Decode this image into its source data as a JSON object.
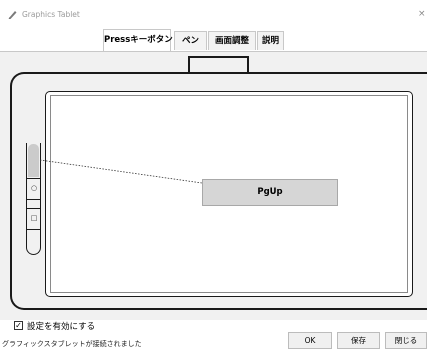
{
  "window": {
    "title": "Graphics Tablet",
    "icon": "pen-tool-icon",
    "close_glyph": "×"
  },
  "tabs": [
    {
      "label": "Pressキーボタン",
      "active": true
    },
    {
      "label": "ペン",
      "active": false
    },
    {
      "label": "画面調整",
      "active": false
    },
    {
      "label": "説明",
      "active": false
    }
  ],
  "tablet": {
    "mapped_key": "PgUp",
    "side_buttons": [
      "circle-button-icon",
      "square-button-icon"
    ],
    "button_glyphs": [
      "○",
      "□"
    ]
  },
  "settings": {
    "enable_label": "設定を有効にする",
    "enable_checked": true,
    "check_glyph": "✓"
  },
  "status": {
    "message": "グラフィックスタブレットが接続されました"
  },
  "footer": {
    "ok_label": "OK",
    "save_label": "保存",
    "close_label": "閉じる"
  }
}
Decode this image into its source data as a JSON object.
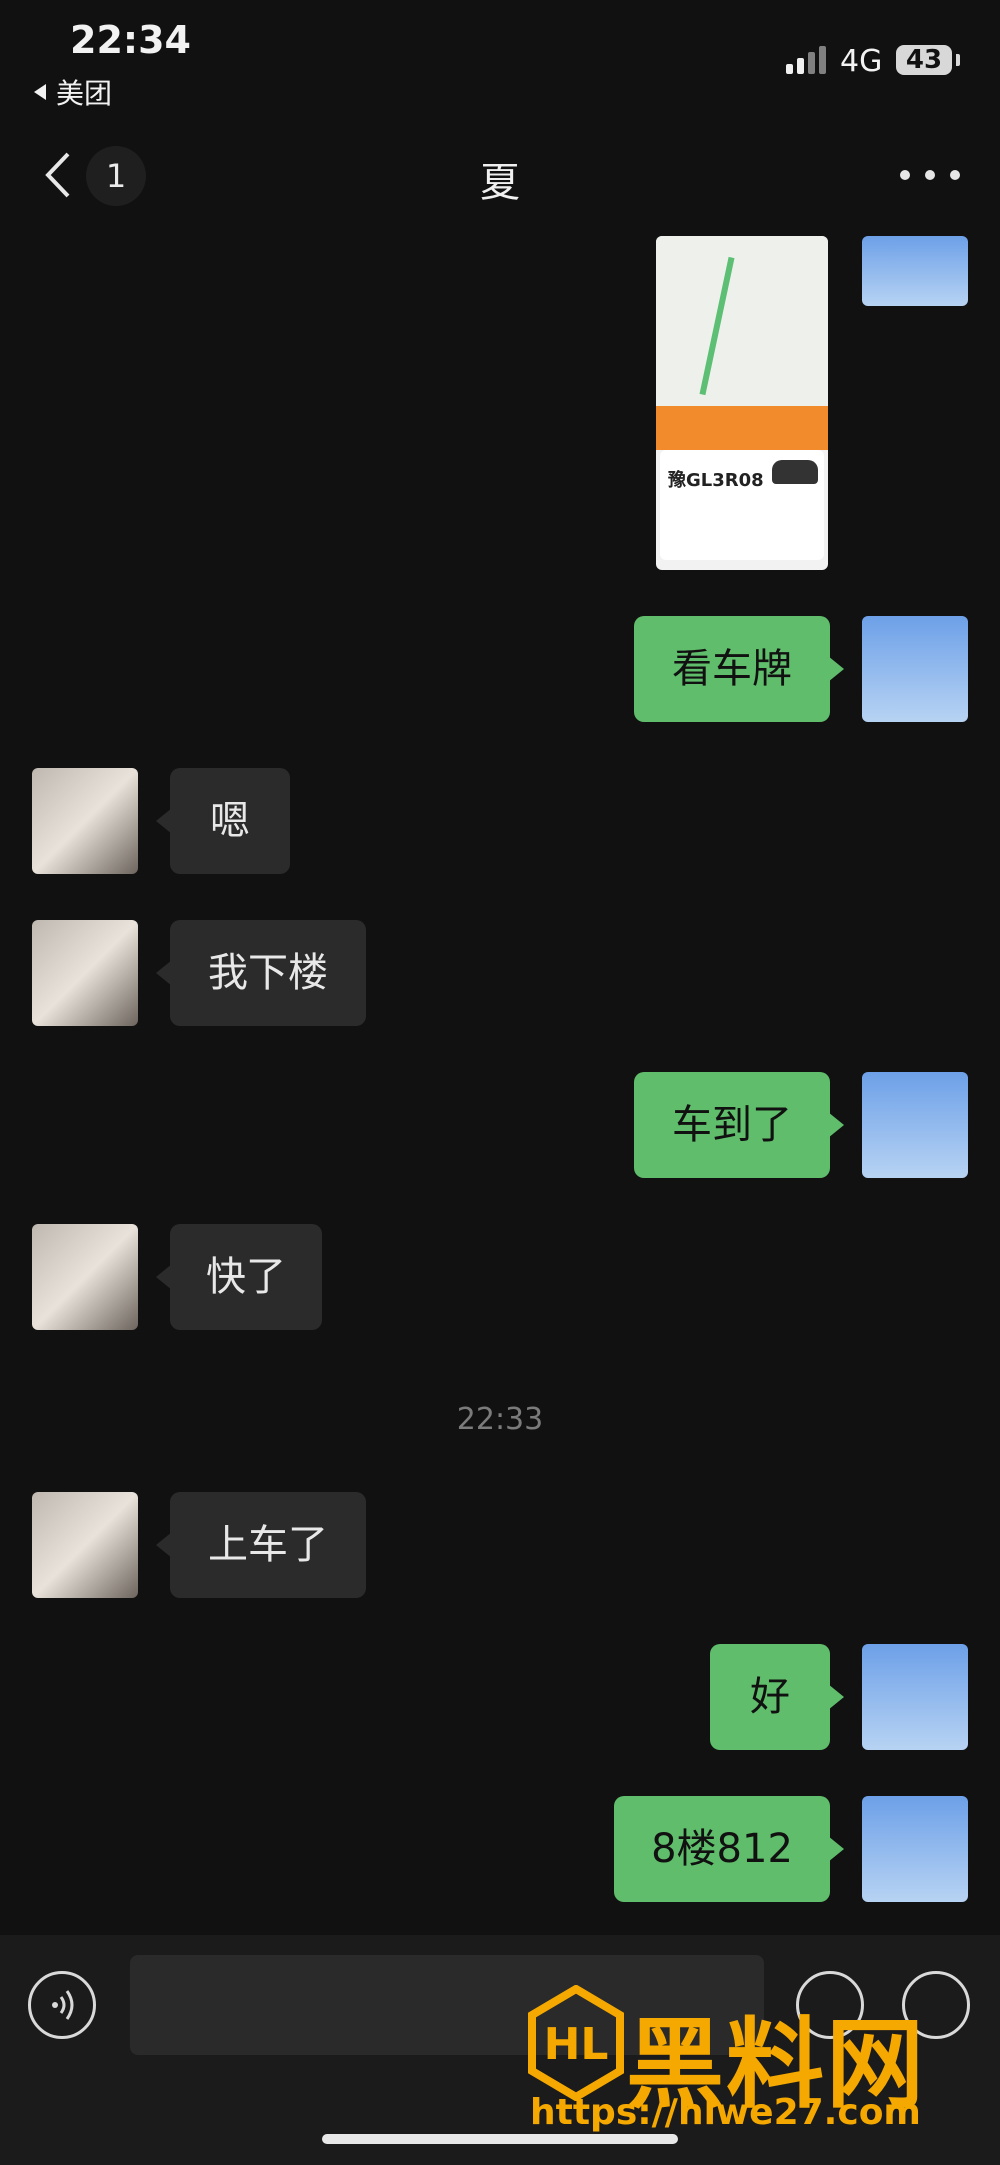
{
  "status_bar": {
    "time": "22:34",
    "back_app": "美团",
    "network": "4G",
    "battery": "43"
  },
  "nav": {
    "unread_count": "1",
    "title": "夏"
  },
  "messages": [
    {
      "side": "right",
      "type": "image",
      "plate": "豫GL3R08"
    },
    {
      "side": "right",
      "text": "看车牌"
    },
    {
      "side": "left",
      "text": "嗯"
    },
    {
      "side": "left",
      "text": "我下楼"
    },
    {
      "side": "right",
      "text": "车到了"
    },
    {
      "side": "left",
      "text": "快了"
    },
    {
      "side": "left",
      "text": "上车了"
    },
    {
      "side": "right",
      "text": "好"
    },
    {
      "side": "right",
      "text": "8楼812"
    }
  ],
  "timestamp": "22:33",
  "watermark": {
    "name": "黑料网",
    "url": "https://hlwe27.com"
  },
  "colors": {
    "background": "#111111",
    "outgoing_bubble": "#5fbd6b",
    "incoming_bubble": "#2b2b2b",
    "watermark": "#f5a800"
  }
}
• • •
# Problem requirements
Copy the material above in full and exactly, skipping pictures.

# Result for this exercise
Decode this image into its source data as a JSON object.
{
  "window": {
    "title": "Graphics Tablet",
    "icon": "pen-tool-icon",
    "close_glyph": "×"
  },
  "tabs": [
    {
      "label": "Pressキーボタン",
      "active": true
    },
    {
      "label": "ペン",
      "active": false
    },
    {
      "label": "画面調整",
      "active": false
    },
    {
      "label": "説明",
      "active": false
    }
  ],
  "tablet": {
    "mapped_key": "PgUp",
    "side_buttons": [
      "circle-button-icon",
      "square-button-icon"
    ],
    "button_glyphs": [
      "○",
      "□"
    ]
  },
  "settings": {
    "enable_label": "設定を有効にする",
    "enable_checked": true,
    "check_glyph": "✓"
  },
  "status": {
    "message": "グラフィックスタブレットが接続されました"
  },
  "footer": {
    "ok_label": "OK",
    "save_label": "保存",
    "close_label": "閉じる"
  }
}
Decode this image into its source data as a JSON object.
{
  "status_bar": {
    "time": "22:34",
    "back_app": "美团",
    "network": "4G",
    "battery": "43"
  },
  "nav": {
    "unread_count": "1",
    "title": "夏"
  },
  "messages": [
    {
      "side": "right",
      "type": "image",
      "plate": "豫GL3R08"
    },
    {
      "side": "right",
      "text": "看车牌"
    },
    {
      "side": "left",
      "text": "嗯"
    },
    {
      "side": "left",
      "text": "我下楼"
    },
    {
      "side": "right",
      "text": "车到了"
    },
    {
      "side": "left",
      "text": "快了"
    },
    {
      "side": "left",
      "text": "上车了"
    },
    {
      "side": "right",
      "text": "好"
    },
    {
      "side": "right",
      "text": "8楼812"
    }
  ],
  "timestamp": "22:33",
  "watermark": {
    "name": "黑料网",
    "url": "https://hlwe27.com"
  },
  "colors": {
    "background": "#111111",
    "outgoing_bubble": "#5fbd6b",
    "incoming_bubble": "#2b2b2b",
    "watermark": "#f5a800"
  }
}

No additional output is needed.